__TASK DIRECTIONS__
Keep only the lines where "monitoring" appears.

[Records]
## BEGIN
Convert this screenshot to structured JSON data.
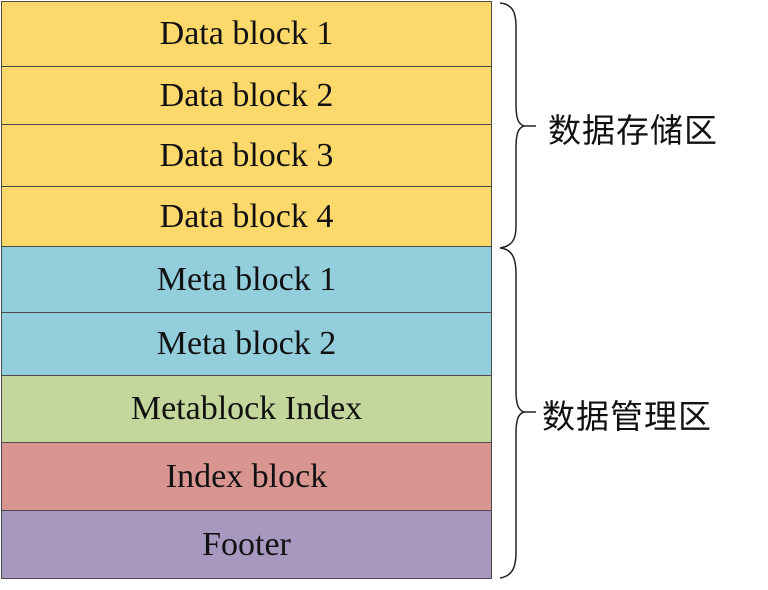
{
  "blocks": [
    {
      "label": "Data block 1",
      "color": "#fdd96b"
    },
    {
      "label": "Data block 2",
      "color": "#fdd96b"
    },
    {
      "label": "Data block 3",
      "color": "#fdd96b"
    },
    {
      "label": "Data block 4",
      "color": "#fdd96b"
    },
    {
      "label": "Meta block 1",
      "color": "#92cedb"
    },
    {
      "label": "Meta block 2",
      "color": "#92cedb"
    },
    {
      "label": "Metablock Index",
      "color": "#c3d69b"
    },
    {
      "label": "Index block",
      "color": "#d9958f"
    },
    {
      "label": "Footer",
      "color": "#a898c0"
    }
  ],
  "regions": {
    "data_storage": "数据存储区",
    "data_management": "数据管理区"
  }
}
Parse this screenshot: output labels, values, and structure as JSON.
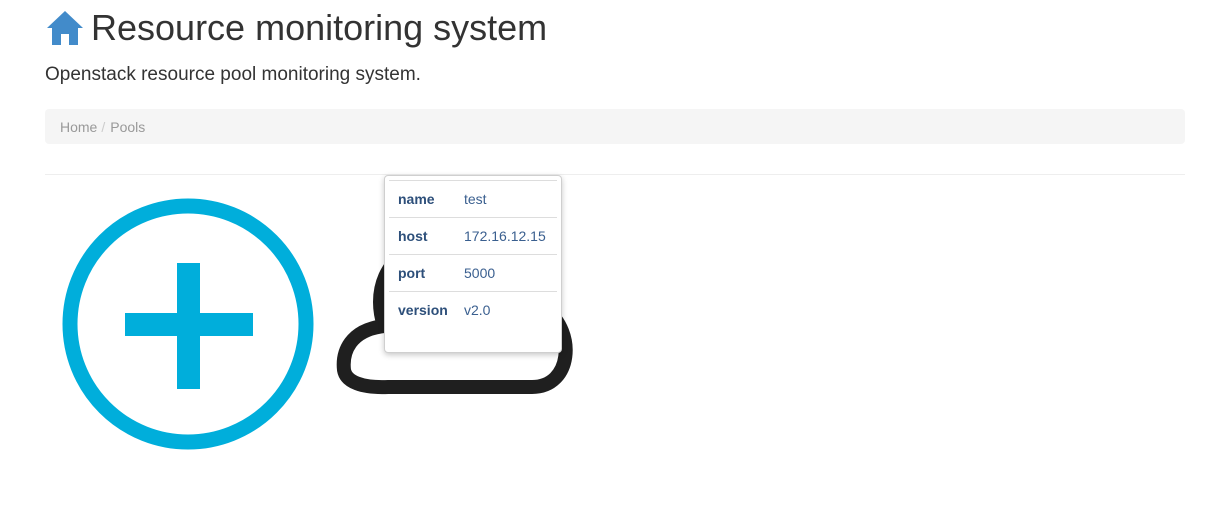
{
  "header": {
    "title": "Resource monitoring system",
    "icon": "home-icon",
    "subtitle": "Openstack resource pool monitoring system."
  },
  "breadcrumb": {
    "items": [
      {
        "label": "Home"
      },
      {
        "label": "Pools"
      }
    ],
    "separator": "/"
  },
  "pools": {
    "add_icon": "plus-circle-icon",
    "pool_icon": "cloud-icon",
    "colors": {
      "add": "#00aedb",
      "cloud": "#1f1f1f"
    },
    "popover": {
      "rows": [
        {
          "key": "name",
          "value": "test"
        },
        {
          "key": "host",
          "value": "172.16.12.15"
        },
        {
          "key": "port",
          "value": "5000"
        },
        {
          "key": "version",
          "value": "v2.0"
        }
      ]
    }
  },
  "colors": {
    "home_icon": "#428bca",
    "breadcrumb_bg": "#f5f5f5"
  }
}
## END
__ANSWER TO THIS EXERCISE__
    "title": "Resource monitoring system",
    "subtitle": "Openstack resource pool monitoring system."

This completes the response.